What to do> Return the following lines and nothing else: the one holding "Read all visible content and emit it as JSON." and all those after it in the records below, unchanged, minus any pictures.

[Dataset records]

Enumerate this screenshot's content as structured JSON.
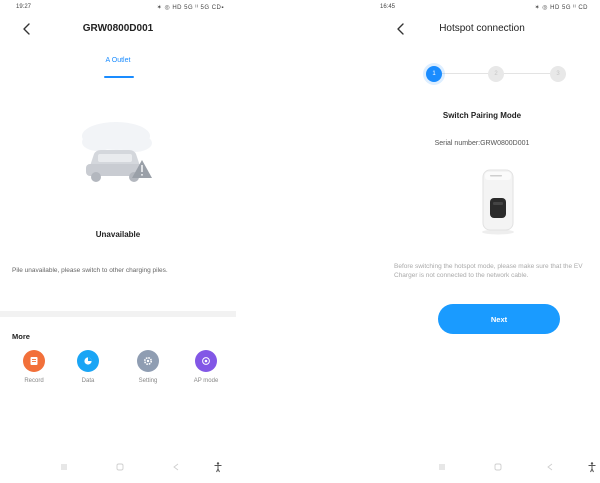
{
  "left_screen": {
    "status_bar": {
      "time": "19:27",
      "icons": "✶ ◎ HD 5G ᴵᴵ 5G CD▪"
    },
    "title": "GRW0800D001",
    "tab": "A Outlet",
    "status": "Unavailable",
    "notice": "Pile unavailable, please switch to other charging piles.",
    "more": {
      "title": "More",
      "items": [
        {
          "label": "Record",
          "icon": "record-icon",
          "color": "#f2703a"
        },
        {
          "label": "Data",
          "icon": "data-icon",
          "color": "#1aa5f5"
        },
        {
          "label": "Setting",
          "icon": "gear-icon",
          "color": "#8f9db2"
        },
        {
          "label": "AP mode",
          "icon": "ap-mode-icon",
          "color": "#8257e6"
        }
      ]
    }
  },
  "right_screen": {
    "status_bar": {
      "time": "16:45",
      "icons": "✶ ◎ HD 5G ᴵᴵ CD"
    },
    "title": "Hotspot connection",
    "steps": [
      {
        "label": "1",
        "active": true
      },
      {
        "label": "2",
        "active": false
      },
      {
        "label": "3",
        "active": false
      }
    ],
    "mode_title": "Switch Pairing Mode",
    "serial": "Serial number:GRW0800D001",
    "instructions": "Before switching the hotspot mode, please make sure that the EV Charger is not connected to the network cable.",
    "next_label": "Next"
  },
  "colors": {
    "accent": "#1a8cff",
    "button": "#1a9bff"
  }
}
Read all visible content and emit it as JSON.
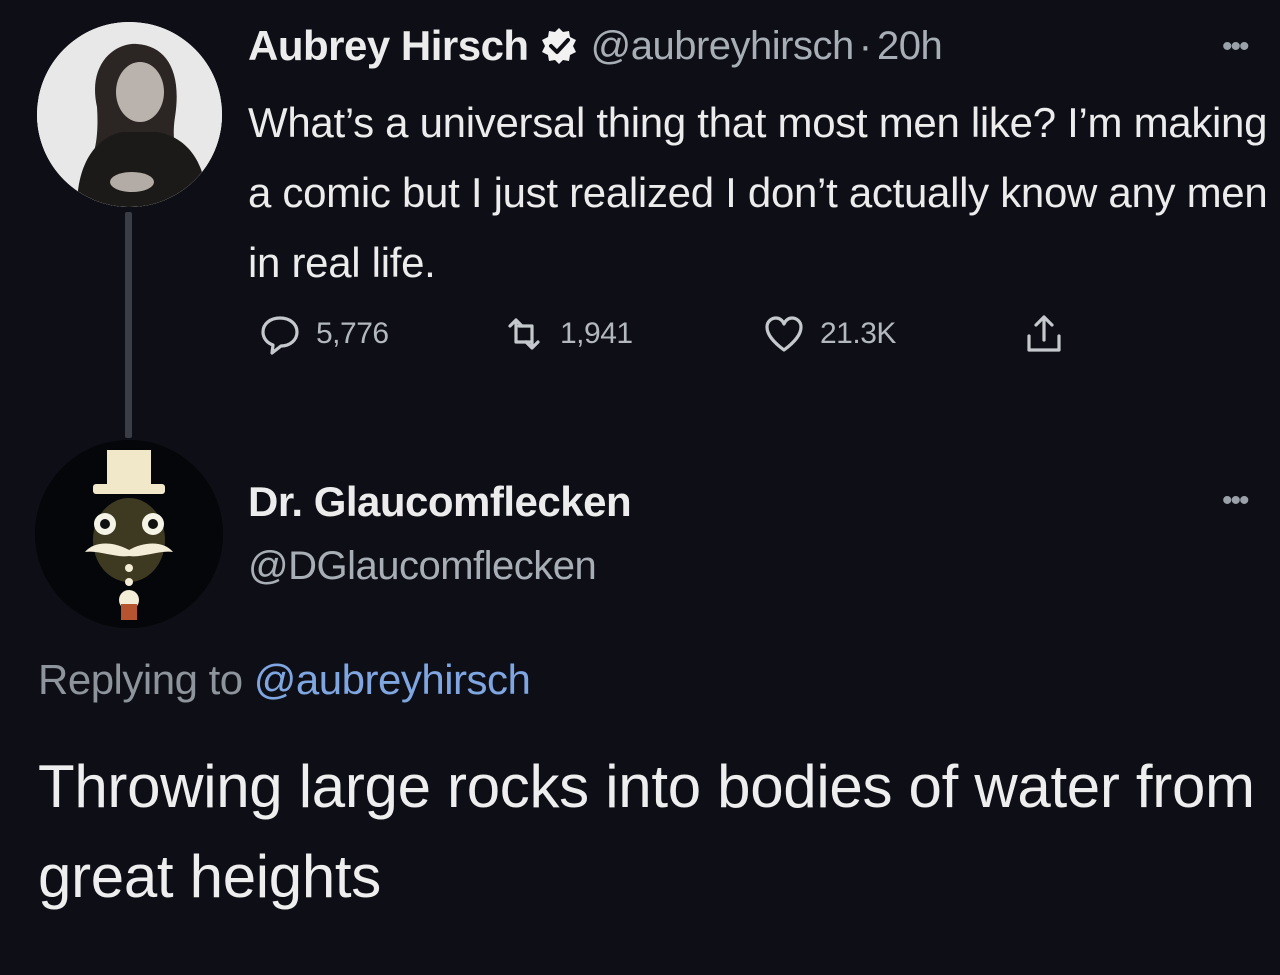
{
  "original_tweet": {
    "display_name": "Aubrey Hirsch",
    "handle": "@aubreyhirsch",
    "separator": "·",
    "time_ago": "20h",
    "text": "What’s a universal thing that most men like? I’m making a comic but I just realized I don’t actually know any men in real life.",
    "counts": {
      "replies": "5,776",
      "retweets": "1,941",
      "likes": "21.3K"
    },
    "icons": [
      "verified-badge-icon",
      "more-options-icon",
      "reply-icon",
      "retweet-icon",
      "like-icon",
      "share-icon"
    ]
  },
  "reply_tweet": {
    "display_name": "Dr. Glaucomflecken",
    "handle": "@DGlaucomflecken",
    "replying_prefix": "Replying to",
    "replying_to": "@aubreyhirsch",
    "text": "Throwing large rocks into bodies of water from great heights",
    "icons": [
      "more-options-icon"
    ]
  },
  "colors": {
    "background": "#0e0f16",
    "primary_text": "#ececec",
    "secondary_text": "#a8aeb5",
    "mention_link": "#7fa6e0"
  }
}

Reply to the task>
Read all visible content and emit it as JSON.
{
  "original_tweet": {
    "display_name": "Aubrey Hirsch",
    "handle": "@aubreyhirsch",
    "separator": "·",
    "time_ago": "20h",
    "text": "What’s a universal thing that most men like? I’m making a comic but I just realized I don’t actually know any men in real life.",
    "counts": {
      "replies": "5,776",
      "retweets": "1,941",
      "likes": "21.3K"
    },
    "icons": [
      "verified-badge-icon",
      "more-options-icon",
      "reply-icon",
      "retweet-icon",
      "like-icon",
      "share-icon"
    ]
  },
  "reply_tweet": {
    "display_name": "Dr. Glaucomflecken",
    "handle": "@DGlaucomflecken",
    "replying_prefix": "Replying to",
    "replying_to": "@aubreyhirsch",
    "text": "Throwing large rocks into bodies of water from great heights",
    "icons": [
      "more-options-icon"
    ]
  },
  "colors": {
    "background": "#0e0f16",
    "primary_text": "#ececec",
    "secondary_text": "#a8aeb5",
    "mention_link": "#7fa6e0"
  }
}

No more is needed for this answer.